* **What to work on**
Return the material word for word. Do not include the pictures.

### Information supplied

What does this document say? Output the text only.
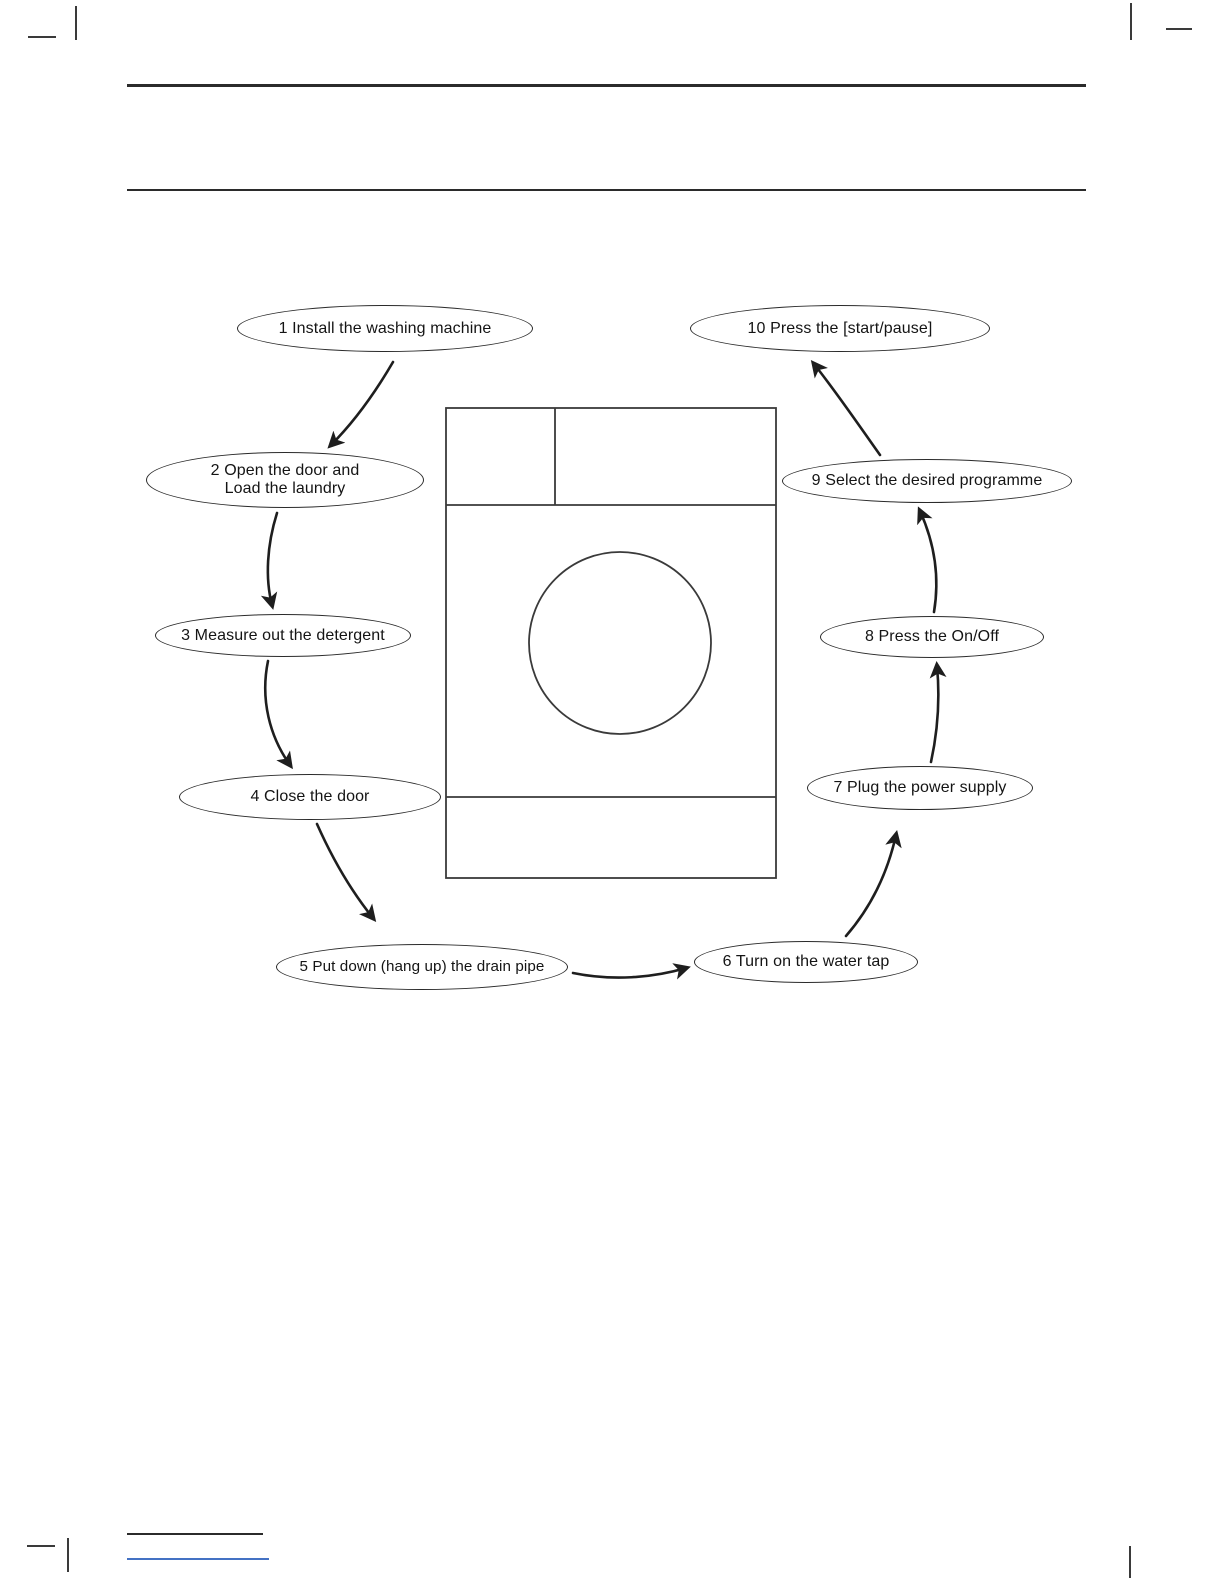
1 Install the washing machine
2 Open the door and
Load the laundry
3 Measure out the detergent
4 Close the door
5 Put down (hang up) the drain pipe	6 Turn on the water tap
7 Plug the power supply
8 Press the On/Off
9 Select the desired programme
10 Press the [start/pause]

######

* **Response**
What does this document say? Output the text only.
1 Install the washing machine
2 Open the door and
Load the laundry
3 Measure out the detergent
4 Close the door
5 Put down (hang up) the drain pipe	6 Turn on the water tap
7 Plug the power supply
8 Press the On/Off
9 Select the desired programme
10 Press the [start/pause]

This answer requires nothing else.